RECORDED DATA Start Marker

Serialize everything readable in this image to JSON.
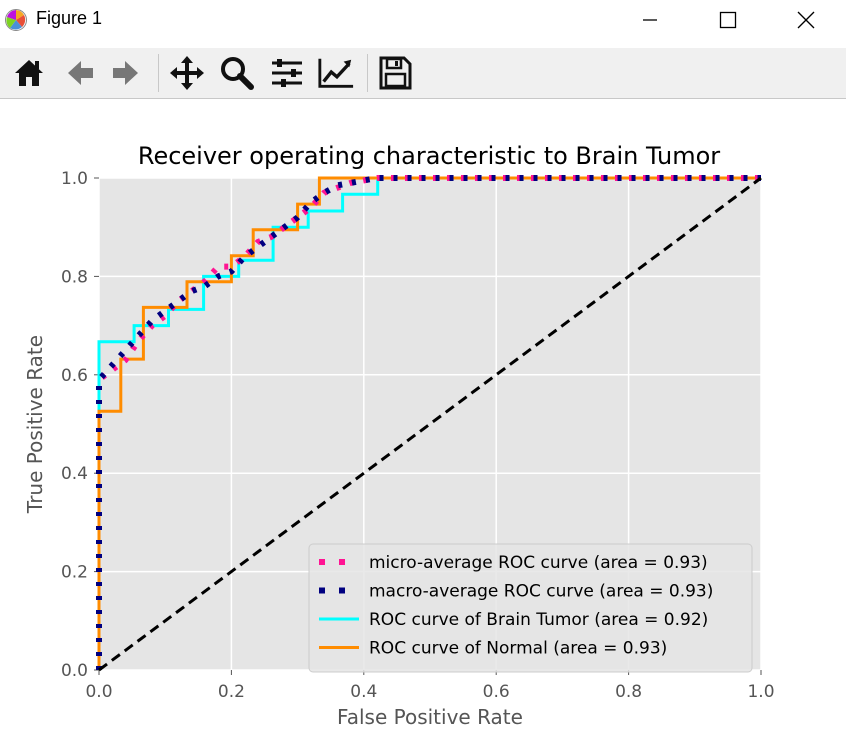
{
  "window": {
    "title": "Figure 1",
    "app_icon": "matplotlib-icon",
    "controls": [
      "minimize-icon",
      "maximize-icon",
      "close-icon"
    ]
  },
  "toolbar": {
    "buttons": [
      {
        "name": "home",
        "icon": "home-icon"
      },
      {
        "name": "back",
        "icon": "arrow-left-icon"
      },
      {
        "name": "forward",
        "icon": "arrow-right-icon"
      },
      {
        "name": "pan",
        "icon": "move-icon"
      },
      {
        "name": "zoom",
        "icon": "zoom-icon"
      },
      {
        "name": "configure-subplots",
        "icon": "sliders-icon"
      },
      {
        "name": "edit-axis",
        "icon": "chart-edit-icon"
      },
      {
        "name": "save",
        "icon": "save-icon"
      }
    ]
  },
  "chart_data": {
    "type": "line",
    "title": "Receiver operating characteristic to Brain Tumor",
    "xlabel": "False Positive Rate",
    "ylabel": "True Positive Rate",
    "xlim": [
      0.0,
      1.0
    ],
    "ylim": [
      0.0,
      1.0
    ],
    "xticks": [
      "0.0",
      "0.2",
      "0.4",
      "0.6",
      "0.8",
      "1.0"
    ],
    "yticks": [
      "0.0",
      "0.2",
      "0.4",
      "0.6",
      "0.8",
      "1.0"
    ],
    "grid": true,
    "background": "#e5e5e5",
    "legend_position": "lower-right",
    "series": [
      {
        "name": "micro-average ROC curve (area = 0.93)",
        "color": "#ff1493",
        "style": "dotted",
        "x": [
          0.0,
          0.0,
          0.02,
          0.04,
          0.06,
          0.08,
          0.1,
          0.12,
          0.14,
          0.16,
          0.18,
          0.2,
          0.22,
          0.24,
          0.26,
          0.28,
          0.3,
          0.32,
          0.34,
          0.36,
          0.38,
          0.42,
          1.0
        ],
        "y": [
          0.0,
          0.59,
          0.61,
          0.63,
          0.67,
          0.7,
          0.72,
          0.75,
          0.77,
          0.79,
          0.82,
          0.82,
          0.84,
          0.87,
          0.88,
          0.9,
          0.92,
          0.94,
          0.97,
          0.98,
          0.99,
          1.0,
          1.0
        ]
      },
      {
        "name": "macro-average ROC curve (area = 0.93)",
        "color": "#000080",
        "style": "dotted",
        "x": [
          0.0,
          0.0,
          0.02,
          0.04,
          0.06,
          0.08,
          0.1,
          0.12,
          0.14,
          0.16,
          0.18,
          0.2,
          0.22,
          0.24,
          0.26,
          0.28,
          0.3,
          0.32,
          0.34,
          0.36,
          0.38,
          0.42,
          1.0
        ],
        "y": [
          0.0,
          0.59,
          0.62,
          0.65,
          0.68,
          0.71,
          0.73,
          0.75,
          0.77,
          0.78,
          0.8,
          0.81,
          0.84,
          0.86,
          0.88,
          0.9,
          0.92,
          0.95,
          0.97,
          0.985,
          0.99,
          1.0,
          1.0
        ]
      },
      {
        "name": "ROC curve of Brain Tumor (area = 0.92)",
        "color": "#00ffff",
        "style": "solid",
        "x": [
          0.0,
          0.0,
          0.053,
          0.053,
          0.105,
          0.105,
          0.158,
          0.158,
          0.211,
          0.211,
          0.263,
          0.263,
          0.316,
          0.316,
          0.368,
          0.368,
          0.421,
          0.421,
          1.0
        ],
        "y": [
          0.0,
          0.667,
          0.667,
          0.7,
          0.7,
          0.733,
          0.733,
          0.8,
          0.8,
          0.833,
          0.833,
          0.9,
          0.9,
          0.933,
          0.933,
          0.967,
          0.967,
          1.0,
          1.0
        ]
      },
      {
        "name": "ROC curve of Normal (area = 0.93)",
        "color": "#ff8c00",
        "style": "solid",
        "x": [
          0.0,
          0.0,
          0.033,
          0.033,
          0.067,
          0.067,
          0.133,
          0.133,
          0.2,
          0.2,
          0.233,
          0.233,
          0.3,
          0.3,
          0.333,
          0.333,
          1.0
        ],
        "y": [
          0.0,
          0.526,
          0.526,
          0.632,
          0.632,
          0.737,
          0.737,
          0.789,
          0.789,
          0.842,
          0.842,
          0.895,
          0.895,
          0.947,
          0.947,
          1.0,
          1.0
        ]
      },
      {
        "name": "",
        "color": "#000000",
        "style": "dashed",
        "x": [
          0.0,
          1.0
        ],
        "y": [
          0.0,
          1.0
        ]
      }
    ]
  }
}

RECORDED DATA End Marker

*TASK INSTRUCTIONS*
From the entries, copy every line in which the word "area" occurs.

*THE ANSWER*
        "name": "micro-average ROC curve (area = 0.93)",
        "name": "macro-average ROC curve (area = 0.93)",
        "name": "ROC curve of Brain Tumor (area = 0.92)",
        "name": "ROC curve of Normal (area = 0.93)",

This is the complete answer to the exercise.